• Aim
Locate each line containing the string "Clermont" and copy it out.

•••

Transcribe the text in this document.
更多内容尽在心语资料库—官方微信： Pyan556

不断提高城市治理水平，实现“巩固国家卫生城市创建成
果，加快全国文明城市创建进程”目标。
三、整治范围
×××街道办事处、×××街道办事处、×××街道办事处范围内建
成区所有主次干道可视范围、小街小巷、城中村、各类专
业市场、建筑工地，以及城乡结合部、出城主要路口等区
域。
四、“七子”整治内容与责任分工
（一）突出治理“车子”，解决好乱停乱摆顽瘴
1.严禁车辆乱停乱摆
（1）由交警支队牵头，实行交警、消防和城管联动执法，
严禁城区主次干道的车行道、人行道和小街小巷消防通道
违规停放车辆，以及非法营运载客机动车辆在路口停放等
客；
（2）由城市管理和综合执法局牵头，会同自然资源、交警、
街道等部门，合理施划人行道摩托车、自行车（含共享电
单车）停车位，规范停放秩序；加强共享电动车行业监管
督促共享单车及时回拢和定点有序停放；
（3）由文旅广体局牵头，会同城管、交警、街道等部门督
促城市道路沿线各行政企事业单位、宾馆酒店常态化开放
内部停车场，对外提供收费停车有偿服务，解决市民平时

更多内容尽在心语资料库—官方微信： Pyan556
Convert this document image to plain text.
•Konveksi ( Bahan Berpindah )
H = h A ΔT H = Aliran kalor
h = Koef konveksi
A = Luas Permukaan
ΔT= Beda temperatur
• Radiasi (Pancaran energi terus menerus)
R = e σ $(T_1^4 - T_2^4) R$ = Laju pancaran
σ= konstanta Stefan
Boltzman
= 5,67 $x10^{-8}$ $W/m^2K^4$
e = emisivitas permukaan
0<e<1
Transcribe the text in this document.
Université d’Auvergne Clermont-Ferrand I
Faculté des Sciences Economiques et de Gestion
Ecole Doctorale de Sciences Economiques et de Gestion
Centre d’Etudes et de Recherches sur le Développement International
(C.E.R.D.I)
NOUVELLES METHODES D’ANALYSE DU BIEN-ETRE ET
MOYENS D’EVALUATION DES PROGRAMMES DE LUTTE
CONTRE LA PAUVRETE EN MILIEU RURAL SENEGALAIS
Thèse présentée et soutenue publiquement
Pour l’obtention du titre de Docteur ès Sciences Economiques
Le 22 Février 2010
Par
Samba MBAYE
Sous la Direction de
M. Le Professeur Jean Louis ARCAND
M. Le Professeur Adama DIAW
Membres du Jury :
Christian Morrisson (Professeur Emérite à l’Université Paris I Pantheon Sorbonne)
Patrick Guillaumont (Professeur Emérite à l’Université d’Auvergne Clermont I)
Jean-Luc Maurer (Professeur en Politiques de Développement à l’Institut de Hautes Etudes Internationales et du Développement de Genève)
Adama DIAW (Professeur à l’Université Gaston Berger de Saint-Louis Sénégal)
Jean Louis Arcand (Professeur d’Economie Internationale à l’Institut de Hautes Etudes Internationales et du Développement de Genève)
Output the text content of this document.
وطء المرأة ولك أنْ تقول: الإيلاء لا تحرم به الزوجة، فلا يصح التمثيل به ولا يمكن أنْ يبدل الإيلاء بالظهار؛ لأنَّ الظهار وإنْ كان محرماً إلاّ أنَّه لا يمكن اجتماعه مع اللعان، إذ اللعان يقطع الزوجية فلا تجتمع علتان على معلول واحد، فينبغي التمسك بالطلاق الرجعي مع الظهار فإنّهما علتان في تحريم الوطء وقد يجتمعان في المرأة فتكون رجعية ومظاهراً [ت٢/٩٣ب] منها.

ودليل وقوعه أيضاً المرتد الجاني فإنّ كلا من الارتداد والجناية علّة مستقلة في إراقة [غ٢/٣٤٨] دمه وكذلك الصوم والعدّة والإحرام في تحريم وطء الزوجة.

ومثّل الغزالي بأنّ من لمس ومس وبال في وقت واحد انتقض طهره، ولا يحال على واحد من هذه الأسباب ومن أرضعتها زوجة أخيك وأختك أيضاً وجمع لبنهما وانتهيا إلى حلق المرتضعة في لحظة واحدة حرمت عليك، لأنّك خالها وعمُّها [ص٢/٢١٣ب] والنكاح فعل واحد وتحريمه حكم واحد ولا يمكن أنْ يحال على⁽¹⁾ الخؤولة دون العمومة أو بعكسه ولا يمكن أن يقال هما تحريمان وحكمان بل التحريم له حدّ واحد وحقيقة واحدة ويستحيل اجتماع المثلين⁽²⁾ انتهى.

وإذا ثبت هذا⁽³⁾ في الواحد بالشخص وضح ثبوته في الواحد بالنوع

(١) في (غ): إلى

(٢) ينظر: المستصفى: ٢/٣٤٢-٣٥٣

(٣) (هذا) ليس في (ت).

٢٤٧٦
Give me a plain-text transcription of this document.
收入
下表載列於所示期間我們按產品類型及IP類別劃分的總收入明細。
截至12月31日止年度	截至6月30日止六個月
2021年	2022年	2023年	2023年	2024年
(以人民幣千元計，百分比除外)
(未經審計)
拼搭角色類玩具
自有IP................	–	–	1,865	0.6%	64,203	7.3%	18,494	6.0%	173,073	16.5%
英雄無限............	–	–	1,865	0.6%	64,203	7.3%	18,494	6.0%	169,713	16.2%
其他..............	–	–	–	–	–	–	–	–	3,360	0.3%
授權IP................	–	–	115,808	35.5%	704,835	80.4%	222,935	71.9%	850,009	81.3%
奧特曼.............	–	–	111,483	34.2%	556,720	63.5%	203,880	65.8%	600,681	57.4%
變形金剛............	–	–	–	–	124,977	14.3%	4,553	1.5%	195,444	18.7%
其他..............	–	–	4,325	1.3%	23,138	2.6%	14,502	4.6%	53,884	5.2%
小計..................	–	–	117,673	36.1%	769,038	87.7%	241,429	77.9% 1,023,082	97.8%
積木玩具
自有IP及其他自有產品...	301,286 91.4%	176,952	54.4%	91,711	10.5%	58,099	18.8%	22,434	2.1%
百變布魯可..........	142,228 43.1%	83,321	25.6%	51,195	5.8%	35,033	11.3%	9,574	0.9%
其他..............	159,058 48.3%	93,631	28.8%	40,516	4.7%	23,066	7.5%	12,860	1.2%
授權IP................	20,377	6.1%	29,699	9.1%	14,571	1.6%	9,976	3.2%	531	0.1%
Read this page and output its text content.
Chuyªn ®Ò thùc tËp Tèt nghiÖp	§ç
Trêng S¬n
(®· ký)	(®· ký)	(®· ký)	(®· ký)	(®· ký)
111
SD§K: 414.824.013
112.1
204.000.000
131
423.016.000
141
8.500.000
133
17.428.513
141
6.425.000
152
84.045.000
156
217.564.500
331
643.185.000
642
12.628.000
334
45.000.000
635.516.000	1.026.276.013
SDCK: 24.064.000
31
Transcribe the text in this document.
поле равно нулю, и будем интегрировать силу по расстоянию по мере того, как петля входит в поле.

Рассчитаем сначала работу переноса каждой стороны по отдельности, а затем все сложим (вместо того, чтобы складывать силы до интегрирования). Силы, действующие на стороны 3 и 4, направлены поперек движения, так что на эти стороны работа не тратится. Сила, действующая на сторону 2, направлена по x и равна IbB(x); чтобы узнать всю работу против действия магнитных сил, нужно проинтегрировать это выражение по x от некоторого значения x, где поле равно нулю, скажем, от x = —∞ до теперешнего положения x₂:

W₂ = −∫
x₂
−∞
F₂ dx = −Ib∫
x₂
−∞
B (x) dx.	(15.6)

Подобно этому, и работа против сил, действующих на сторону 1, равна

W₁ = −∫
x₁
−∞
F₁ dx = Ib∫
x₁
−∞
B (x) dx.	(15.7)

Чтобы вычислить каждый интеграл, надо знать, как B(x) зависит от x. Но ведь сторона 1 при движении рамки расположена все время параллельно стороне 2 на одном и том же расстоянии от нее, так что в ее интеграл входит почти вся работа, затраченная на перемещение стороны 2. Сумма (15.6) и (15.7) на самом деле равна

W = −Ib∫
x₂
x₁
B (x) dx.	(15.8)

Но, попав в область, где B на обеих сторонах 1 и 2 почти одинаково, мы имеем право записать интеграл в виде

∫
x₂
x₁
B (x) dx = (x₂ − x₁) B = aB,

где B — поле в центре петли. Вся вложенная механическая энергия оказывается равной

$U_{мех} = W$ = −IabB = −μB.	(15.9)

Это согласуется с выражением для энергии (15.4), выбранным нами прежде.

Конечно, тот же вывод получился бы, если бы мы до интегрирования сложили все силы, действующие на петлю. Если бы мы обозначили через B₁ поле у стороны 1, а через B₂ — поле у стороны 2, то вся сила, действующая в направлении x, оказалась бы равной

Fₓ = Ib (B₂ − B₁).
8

•••

• Full answer
Université d’Auvergne Clermont-Ferrand I
Patrick Guillaumont (Professeur Emérite à l’Université d’Auvergne Clermont I)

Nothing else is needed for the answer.